-- INFORMATION PROVIDED --

= = = = = = =

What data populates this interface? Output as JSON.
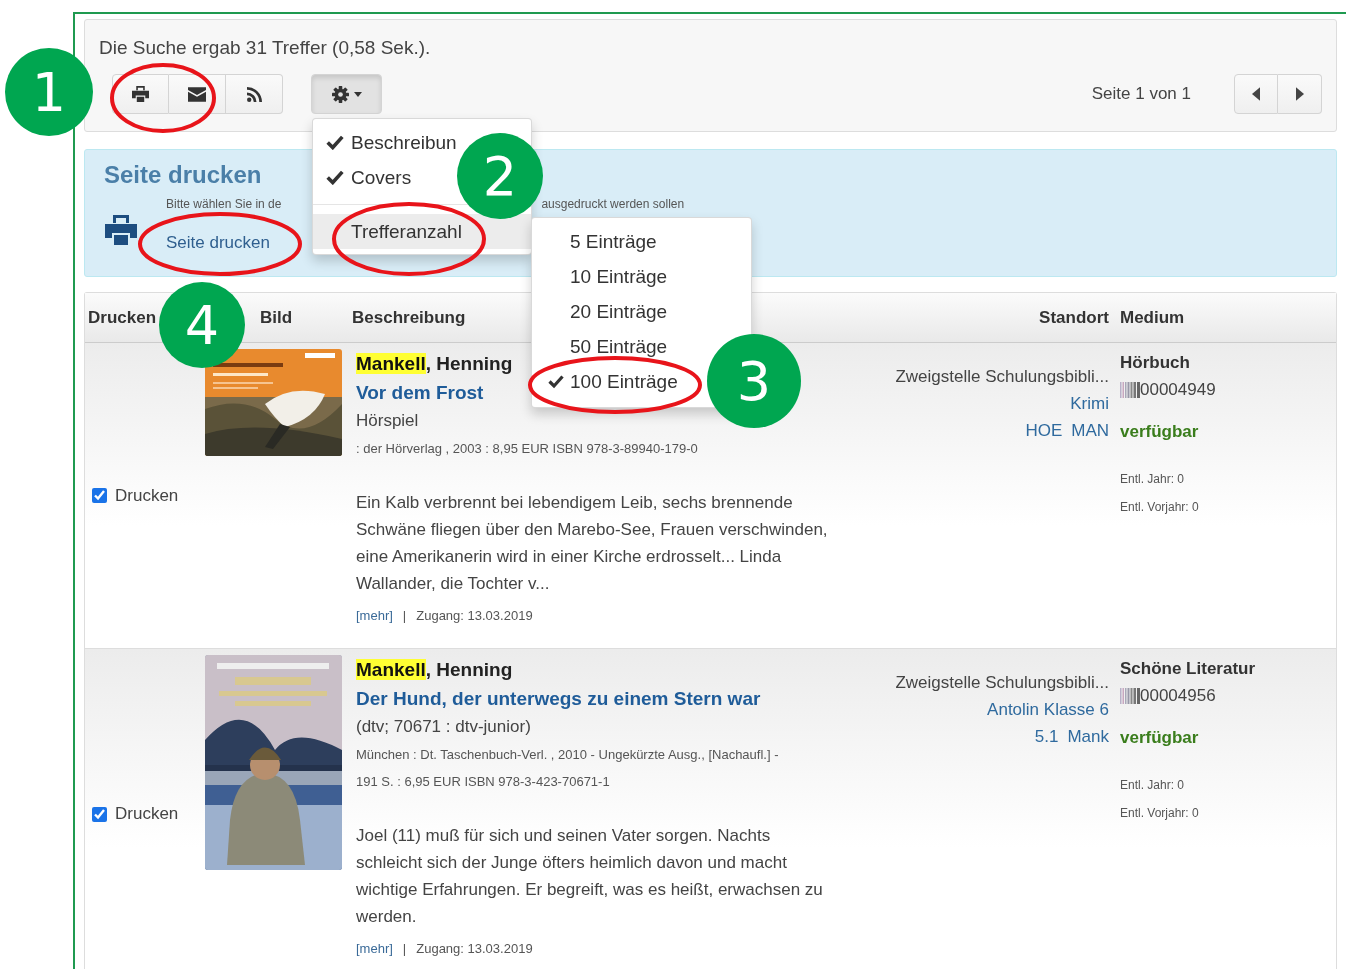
{
  "summary": "Die Suche ergab 31 Treffer (0,58 Sek.).",
  "toolbar": {
    "pagination": "Seite 1 von 1"
  },
  "options_menu": {
    "items": [
      {
        "kind": "toggle",
        "label": "Beschreibun",
        "checked": true,
        "selected": false
      },
      {
        "kind": "toggle",
        "label": "Covers",
        "checked": true,
        "selected": false
      },
      {
        "kind": "submenu",
        "label": "Trefferanzahl",
        "selected": true
      }
    ],
    "submenu": [
      {
        "label": "5 Einträge",
        "checked": false
      },
      {
        "label": "10 Einträge",
        "checked": false
      },
      {
        "label": "20 Einträge",
        "checked": false
      },
      {
        "label": "50 Einträge",
        "checked": false
      },
      {
        "label": "100 Einträge",
        "checked": true
      }
    ]
  },
  "print_panel": {
    "title": "Seite drucken",
    "hint_start": "Bitte wählen Sie in de",
    "hint_end": "ausgedruckt werden sollen",
    "link": "Seite drucken"
  },
  "table": {
    "columns": [
      "Drucken",
      "Bild",
      "Beschreibung",
      "Standort",
      "Medium"
    ],
    "rows": [
      {
        "checked": true,
        "print_label": "Drucken",
        "cover": {
          "kind": "picture"
        },
        "author_match": "Mankell",
        "author_rest": ", Henning",
        "title": "Vor dem Frost",
        "series": "Hörspiel",
        "imprint": ": der Hörverlag , 2003 : 8,95 EUR ISBN 978-3-89940-179-0",
        "abstract": "Ein Kalb verbrennt bei lebendigem Leib, sechs brennende Schwäne fliegen über den Marebo-See, Frauen verschwinden, eine Amerikanerin wird in einer Kirche erdrosselt... Linda Wallander, die Tochter v...",
        "more": "[mehr]",
        "separator": "|",
        "accession": "Zugang: 13.03.2019",
        "branch": "Zweigstelle Schulungsbibli...",
        "section": "Krimi",
        "shelfmark": [
          "HOE",
          "MAN"
        ],
        "medium": "Hörbuch",
        "barcode": "00004949",
        "availability": "verfügbar",
        "loans_year": "Entl. Jahr: 0",
        "loans_prev": "Entl. Vorjahr: 0"
      },
      {
        "checked": true,
        "print_label": "Drucken",
        "cover": {
          "kind": "picture"
        },
        "author_match": "Mankell",
        "author_rest": ", Henning",
        "title": "Der Hund, der unterwegs zu einem Stern war",
        "series": "(dtv; 70671 : dtv-junior)",
        "imprint": "München : Dt. Taschenbuch-Verl. , 2010 - Ungekürzte Ausg., [Nachaufl.] - 191 S. : 6,95 EUR ISBN 978-3-423-70671-1",
        "abstract": "Joel (11) muß für sich und seinen Vater sorgen. Nachts schleicht sich der Junge öfters heimlich davon und macht wichtige Erfahrungen. Er begreift, was es heißt, erwachsen zu werden.",
        "more": "[mehr]",
        "separator": "|",
        "accession": "Zugang: 13.03.2019",
        "branch": "Zweigstelle Schulungsbibli...",
        "section": "Antolin Klasse 6",
        "shelfmark": [
          "5.1",
          "Mank"
        ],
        "medium": "Schöne Literatur",
        "barcode": "00004956",
        "availability": "verfügbar",
        "loans_year": "Entl. Jahr: 0",
        "loans_prev": "Entl. Vorjahr: 0"
      }
    ]
  },
  "annotations": [
    {
      "label": "1"
    },
    {
      "label": "2"
    },
    {
      "label": "3"
    },
    {
      "label": "4"
    }
  ]
}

= = = = = = =

-- GOAL --
Repeat every record precisely. Any picture among them stays out of the copy.

-- CORRECT RESPONSE --
What data populates this interface? Output as JSON.
{
  "summary": "Die Suche ergab 31 Treffer (0,58 Sek.).",
  "toolbar": {
    "pagination": "Seite 1 von 1"
  },
  "options_menu": {
    "items": [
      {
        "kind": "toggle",
        "label": "Beschreibun",
        "checked": true,
        "selected": false
      },
      {
        "kind": "toggle",
        "label": "Covers",
        "checked": true,
        "selected": false
      },
      {
        "kind": "submenu",
        "label": "Trefferanzahl",
        "selected": true
      }
    ],
    "submenu": [
      {
        "label": "5 Einträge",
        "checked": false
      },
      {
        "label": "10 Einträge",
        "checked": false
      },
      {
        "label": "20 Einträge",
        "checked": false
      },
      {
        "label": "50 Einträge",
        "checked": false
      },
      {
        "label": "100 Einträge",
        "checked": true
      }
    ]
  },
  "print_panel": {
    "title": "Seite drucken",
    "hint_start": "Bitte wählen Sie in de",
    "hint_end": "ausgedruckt werden sollen",
    "link": "Seite drucken"
  },
  "table": {
    "columns": [
      "Drucken",
      "Bild",
      "Beschreibung",
      "Standort",
      "Medium"
    ],
    "rows": [
      {
        "checked": true,
        "print_label": "Drucken",
        "cover": {
          "kind": "picture"
        },
        "author_match": "Mankell",
        "author_rest": ", Henning",
        "title": "Vor dem Frost",
        "series": "Hörspiel",
        "imprint": ": der Hörverlag , 2003 : 8,95 EUR ISBN 978-3-89940-179-0",
        "abstract": "Ein Kalb verbrennt bei lebendigem Leib, sechs brennende Schwäne fliegen über den Marebo-See, Frauen verschwinden, eine Amerikanerin wird in einer Kirche erdrosselt... Linda Wallander, die Tochter v...",
        "more": "[mehr]",
        "separator": "|",
        "accession": "Zugang: 13.03.2019",
        "branch": "Zweigstelle Schulungsbibli...",
        "section": "Krimi",
        "shelfmark": [
          "HOE",
          "MAN"
        ],
        "medium": "Hörbuch",
        "barcode": "00004949",
        "availability": "verfügbar",
        "loans_year": "Entl. Jahr: 0",
        "loans_prev": "Entl. Vorjahr: 0"
      },
      {
        "checked": true,
        "print_label": "Drucken",
        "cover": {
          "kind": "picture"
        },
        "author_match": "Mankell",
        "author_rest": ", Henning",
        "title": "Der Hund, der unterwegs zu einem Stern war",
        "series": "(dtv; 70671 : dtv-junior)",
        "imprint": "München : Dt. Taschenbuch-Verl. , 2010 - Ungekürzte Ausg., [Nachaufl.] - 191 S. : 6,95 EUR ISBN 978-3-423-70671-1",
        "abstract": "Joel (11) muß für sich und seinen Vater sorgen. Nachts schleicht sich der Junge öfters heimlich davon und macht wichtige Erfahrungen. Er begreift, was es heißt, erwachsen zu werden.",
        "more": "[mehr]",
        "separator": "|",
        "accession": "Zugang: 13.03.2019",
        "branch": "Zweigstelle Schulungsbibli...",
        "section": "Antolin Klasse 6",
        "shelfmark": [
          "5.1",
          "Mank"
        ],
        "medium": "Schöne Literatur",
        "barcode": "00004956",
        "availability": "verfügbar",
        "loans_year": "Entl. Jahr: 0",
        "loans_prev": "Entl. Vorjahr: 0"
      }
    ]
  },
  "annotations": [
    {
      "label": "1"
    },
    {
      "label": "2"
    },
    {
      "label": "3"
    },
    {
      "label": "4"
    }
  ]
}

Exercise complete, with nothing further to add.